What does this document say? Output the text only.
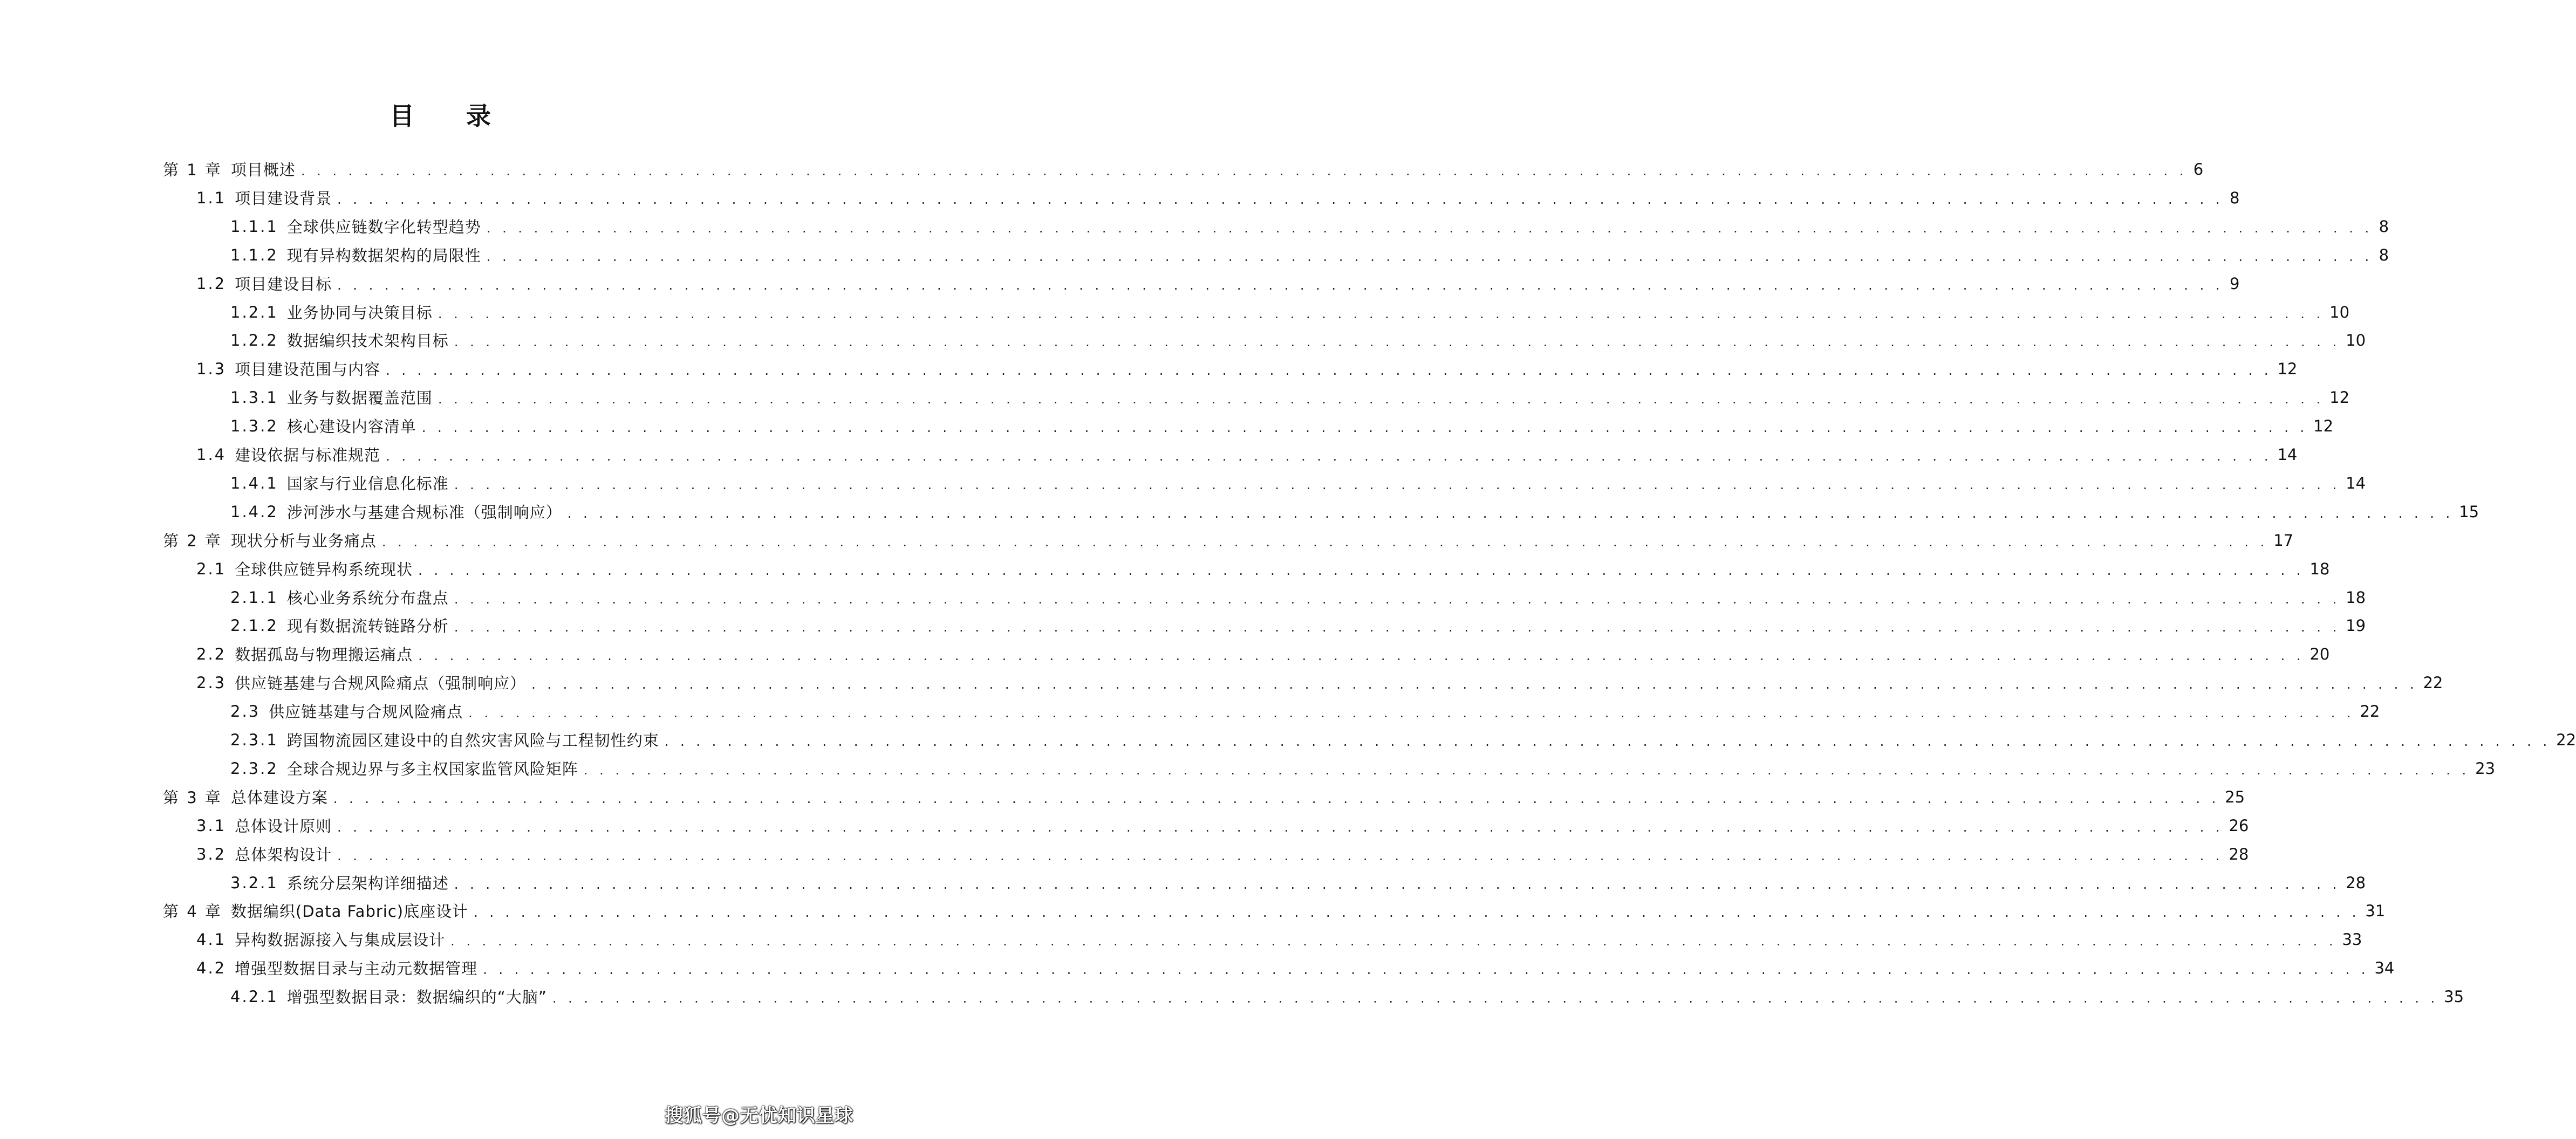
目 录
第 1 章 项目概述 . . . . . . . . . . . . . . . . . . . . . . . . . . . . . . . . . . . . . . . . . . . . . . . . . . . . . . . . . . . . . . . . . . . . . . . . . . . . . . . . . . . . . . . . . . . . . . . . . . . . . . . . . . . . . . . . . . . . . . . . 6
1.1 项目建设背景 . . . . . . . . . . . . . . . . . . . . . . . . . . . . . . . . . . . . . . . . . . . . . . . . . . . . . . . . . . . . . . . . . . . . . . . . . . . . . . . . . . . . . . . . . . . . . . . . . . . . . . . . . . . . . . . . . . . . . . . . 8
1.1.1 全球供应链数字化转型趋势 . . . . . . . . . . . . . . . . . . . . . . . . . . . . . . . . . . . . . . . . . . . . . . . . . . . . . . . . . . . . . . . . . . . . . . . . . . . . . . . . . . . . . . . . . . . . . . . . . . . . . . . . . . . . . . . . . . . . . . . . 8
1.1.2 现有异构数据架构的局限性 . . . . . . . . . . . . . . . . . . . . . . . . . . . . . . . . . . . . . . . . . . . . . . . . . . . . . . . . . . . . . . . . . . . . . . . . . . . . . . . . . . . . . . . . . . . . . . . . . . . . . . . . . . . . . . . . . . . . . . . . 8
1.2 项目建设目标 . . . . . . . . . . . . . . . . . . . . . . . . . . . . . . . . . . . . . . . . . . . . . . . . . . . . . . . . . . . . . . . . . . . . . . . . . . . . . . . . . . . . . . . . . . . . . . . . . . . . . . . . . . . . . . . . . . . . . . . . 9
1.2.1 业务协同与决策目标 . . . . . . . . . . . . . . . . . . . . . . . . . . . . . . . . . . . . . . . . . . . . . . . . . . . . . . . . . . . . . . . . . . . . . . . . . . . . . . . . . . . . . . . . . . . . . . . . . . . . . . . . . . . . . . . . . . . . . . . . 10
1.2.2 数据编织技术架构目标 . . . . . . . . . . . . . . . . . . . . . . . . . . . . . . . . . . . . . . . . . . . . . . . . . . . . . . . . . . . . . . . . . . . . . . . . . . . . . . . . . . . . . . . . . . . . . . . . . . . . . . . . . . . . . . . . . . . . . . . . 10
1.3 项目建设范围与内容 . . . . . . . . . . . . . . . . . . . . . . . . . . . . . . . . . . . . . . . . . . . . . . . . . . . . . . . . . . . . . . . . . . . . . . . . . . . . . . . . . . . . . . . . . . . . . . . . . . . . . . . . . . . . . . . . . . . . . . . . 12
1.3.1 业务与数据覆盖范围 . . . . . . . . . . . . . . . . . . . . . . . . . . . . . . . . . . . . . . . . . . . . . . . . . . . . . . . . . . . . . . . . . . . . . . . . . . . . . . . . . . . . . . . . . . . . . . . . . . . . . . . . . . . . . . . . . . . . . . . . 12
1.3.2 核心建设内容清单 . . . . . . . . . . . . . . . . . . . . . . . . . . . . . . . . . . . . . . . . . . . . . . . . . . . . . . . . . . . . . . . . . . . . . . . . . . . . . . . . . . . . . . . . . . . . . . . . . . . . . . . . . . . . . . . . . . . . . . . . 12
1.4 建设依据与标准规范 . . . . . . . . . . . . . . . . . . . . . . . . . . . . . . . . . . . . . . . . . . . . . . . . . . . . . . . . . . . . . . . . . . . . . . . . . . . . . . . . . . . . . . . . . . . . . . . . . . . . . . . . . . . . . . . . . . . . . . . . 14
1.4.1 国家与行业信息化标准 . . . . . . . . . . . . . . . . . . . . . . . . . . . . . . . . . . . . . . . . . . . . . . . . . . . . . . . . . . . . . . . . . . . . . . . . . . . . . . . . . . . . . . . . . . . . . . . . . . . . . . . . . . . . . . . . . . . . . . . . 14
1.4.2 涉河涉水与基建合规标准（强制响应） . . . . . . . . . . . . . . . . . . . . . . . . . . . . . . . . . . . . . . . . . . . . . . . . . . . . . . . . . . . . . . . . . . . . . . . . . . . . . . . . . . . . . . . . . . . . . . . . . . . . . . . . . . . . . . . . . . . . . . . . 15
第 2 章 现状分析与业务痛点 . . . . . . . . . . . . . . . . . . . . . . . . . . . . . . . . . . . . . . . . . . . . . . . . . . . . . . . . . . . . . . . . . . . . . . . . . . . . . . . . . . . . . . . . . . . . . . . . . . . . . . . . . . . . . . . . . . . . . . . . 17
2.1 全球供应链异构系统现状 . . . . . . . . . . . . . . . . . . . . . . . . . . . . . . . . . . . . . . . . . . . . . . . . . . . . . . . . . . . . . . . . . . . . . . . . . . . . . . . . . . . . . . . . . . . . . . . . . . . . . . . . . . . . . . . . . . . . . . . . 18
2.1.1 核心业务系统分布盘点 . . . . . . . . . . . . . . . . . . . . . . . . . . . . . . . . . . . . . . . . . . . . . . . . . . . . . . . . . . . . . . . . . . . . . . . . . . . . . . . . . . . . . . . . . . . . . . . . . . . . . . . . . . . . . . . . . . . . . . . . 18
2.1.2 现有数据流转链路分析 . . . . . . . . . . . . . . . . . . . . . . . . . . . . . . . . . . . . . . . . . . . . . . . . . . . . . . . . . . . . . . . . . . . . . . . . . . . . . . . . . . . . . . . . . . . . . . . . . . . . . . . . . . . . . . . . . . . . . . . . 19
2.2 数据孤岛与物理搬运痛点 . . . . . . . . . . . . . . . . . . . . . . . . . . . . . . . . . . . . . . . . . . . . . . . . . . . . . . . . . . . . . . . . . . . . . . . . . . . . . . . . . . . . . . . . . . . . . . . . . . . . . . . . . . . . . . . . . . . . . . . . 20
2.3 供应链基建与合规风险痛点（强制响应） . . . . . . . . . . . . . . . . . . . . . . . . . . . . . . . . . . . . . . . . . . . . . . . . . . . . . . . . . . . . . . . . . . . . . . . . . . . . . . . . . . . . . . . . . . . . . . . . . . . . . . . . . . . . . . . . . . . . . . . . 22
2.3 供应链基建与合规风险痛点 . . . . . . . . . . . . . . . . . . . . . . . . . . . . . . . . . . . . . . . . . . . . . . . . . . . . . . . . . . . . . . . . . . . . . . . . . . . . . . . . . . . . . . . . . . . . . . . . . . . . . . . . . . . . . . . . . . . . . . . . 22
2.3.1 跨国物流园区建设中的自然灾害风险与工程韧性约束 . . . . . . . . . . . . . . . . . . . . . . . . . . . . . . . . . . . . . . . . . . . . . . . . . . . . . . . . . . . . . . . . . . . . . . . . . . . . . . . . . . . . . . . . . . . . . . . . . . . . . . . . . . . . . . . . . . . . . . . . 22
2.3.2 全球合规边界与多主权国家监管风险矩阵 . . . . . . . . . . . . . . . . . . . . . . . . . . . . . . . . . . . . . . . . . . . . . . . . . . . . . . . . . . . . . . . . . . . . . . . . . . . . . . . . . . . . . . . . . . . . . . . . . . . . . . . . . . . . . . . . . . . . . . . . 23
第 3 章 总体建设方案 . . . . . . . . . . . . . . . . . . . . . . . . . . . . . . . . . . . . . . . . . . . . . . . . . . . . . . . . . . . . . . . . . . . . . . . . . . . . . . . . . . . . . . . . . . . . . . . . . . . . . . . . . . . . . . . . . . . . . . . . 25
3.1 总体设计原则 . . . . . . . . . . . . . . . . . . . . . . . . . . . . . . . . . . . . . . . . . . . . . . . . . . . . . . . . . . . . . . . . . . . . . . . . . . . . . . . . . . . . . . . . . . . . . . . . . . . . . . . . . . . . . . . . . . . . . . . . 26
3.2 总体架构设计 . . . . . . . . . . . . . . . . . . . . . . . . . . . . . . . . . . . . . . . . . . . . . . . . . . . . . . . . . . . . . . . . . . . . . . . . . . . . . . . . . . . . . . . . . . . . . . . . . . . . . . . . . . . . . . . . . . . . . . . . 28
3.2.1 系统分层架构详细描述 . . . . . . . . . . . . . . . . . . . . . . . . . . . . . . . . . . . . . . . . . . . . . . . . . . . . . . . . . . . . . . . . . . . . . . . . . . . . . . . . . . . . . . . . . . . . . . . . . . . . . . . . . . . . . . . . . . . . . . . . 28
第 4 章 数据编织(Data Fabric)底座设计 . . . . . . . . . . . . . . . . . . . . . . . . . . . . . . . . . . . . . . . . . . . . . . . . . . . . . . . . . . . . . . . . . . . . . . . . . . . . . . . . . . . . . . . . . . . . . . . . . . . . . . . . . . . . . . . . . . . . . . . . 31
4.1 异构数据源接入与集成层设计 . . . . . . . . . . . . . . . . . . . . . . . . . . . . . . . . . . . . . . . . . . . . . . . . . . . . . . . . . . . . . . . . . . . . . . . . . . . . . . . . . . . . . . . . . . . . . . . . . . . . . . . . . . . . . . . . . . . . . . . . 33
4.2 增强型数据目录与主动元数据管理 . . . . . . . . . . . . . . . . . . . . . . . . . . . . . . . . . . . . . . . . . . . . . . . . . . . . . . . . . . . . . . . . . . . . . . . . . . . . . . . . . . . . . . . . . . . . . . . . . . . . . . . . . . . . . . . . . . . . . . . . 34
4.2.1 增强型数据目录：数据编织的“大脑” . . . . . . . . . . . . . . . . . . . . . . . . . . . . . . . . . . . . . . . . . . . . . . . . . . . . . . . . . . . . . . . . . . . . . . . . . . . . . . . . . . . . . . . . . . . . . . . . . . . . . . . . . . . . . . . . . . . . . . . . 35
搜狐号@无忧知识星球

━━━━━━━━━━━━━━━━

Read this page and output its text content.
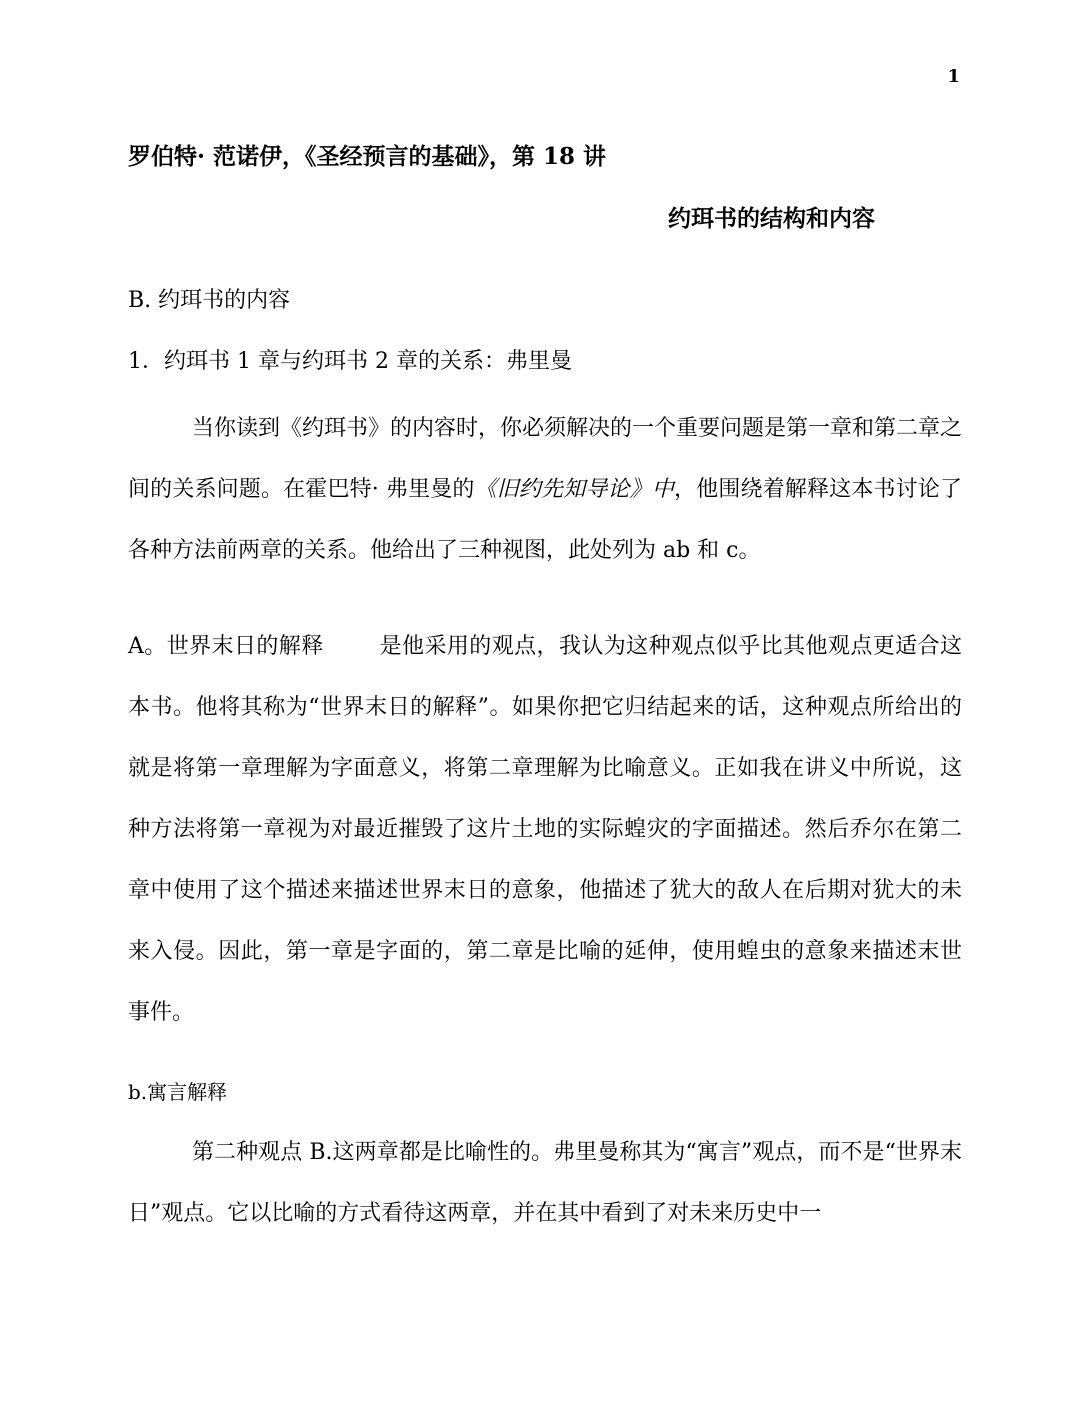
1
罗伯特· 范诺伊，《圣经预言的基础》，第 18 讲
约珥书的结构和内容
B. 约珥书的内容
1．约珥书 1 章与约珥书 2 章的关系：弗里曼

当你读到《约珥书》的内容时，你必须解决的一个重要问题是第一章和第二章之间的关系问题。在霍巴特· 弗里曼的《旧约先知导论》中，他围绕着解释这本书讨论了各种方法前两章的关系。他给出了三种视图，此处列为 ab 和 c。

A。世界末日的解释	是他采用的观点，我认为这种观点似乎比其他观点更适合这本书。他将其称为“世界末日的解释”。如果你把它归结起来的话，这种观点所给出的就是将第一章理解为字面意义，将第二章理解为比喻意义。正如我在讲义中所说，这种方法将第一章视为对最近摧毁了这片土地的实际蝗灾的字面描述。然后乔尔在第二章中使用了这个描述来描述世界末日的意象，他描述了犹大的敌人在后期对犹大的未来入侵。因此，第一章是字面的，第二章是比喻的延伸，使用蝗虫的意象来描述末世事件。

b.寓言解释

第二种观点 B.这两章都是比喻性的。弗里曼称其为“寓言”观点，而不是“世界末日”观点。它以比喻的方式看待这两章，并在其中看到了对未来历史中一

━━━━━━━━━━━━━━━━

The exercise
Working from the listing above, pick out every line that has "供应链基建与合规风险痛点" and copy it.

Reply to the exercise
2.3 供应链基建与合规风险痛点（强制响应） . . . . . . . . . . . . . . . . . . . . . . . . . . . . . . . . . . . . . . . . . . . . . . . . . . . . . . . . . . . . . . . . . . . . . . . . . . . . . . . . . . . . . . . . . . . . . . . . . . . . . . . . . . . . . . . . . . . . . . . . 22
2.3 供应链基建与合规风险痛点 . . . . . . . . . . . . . . . . . . . . . . . . . . . . . . . . . . . . . . . . . . . . . . . . . . . . . . . . . . . . . . . . . . . . . . . . . . . . . . . . . . . . . . . . . . . . . . . . . . . . . . . . . . . . . . . . . . . . . . . . 22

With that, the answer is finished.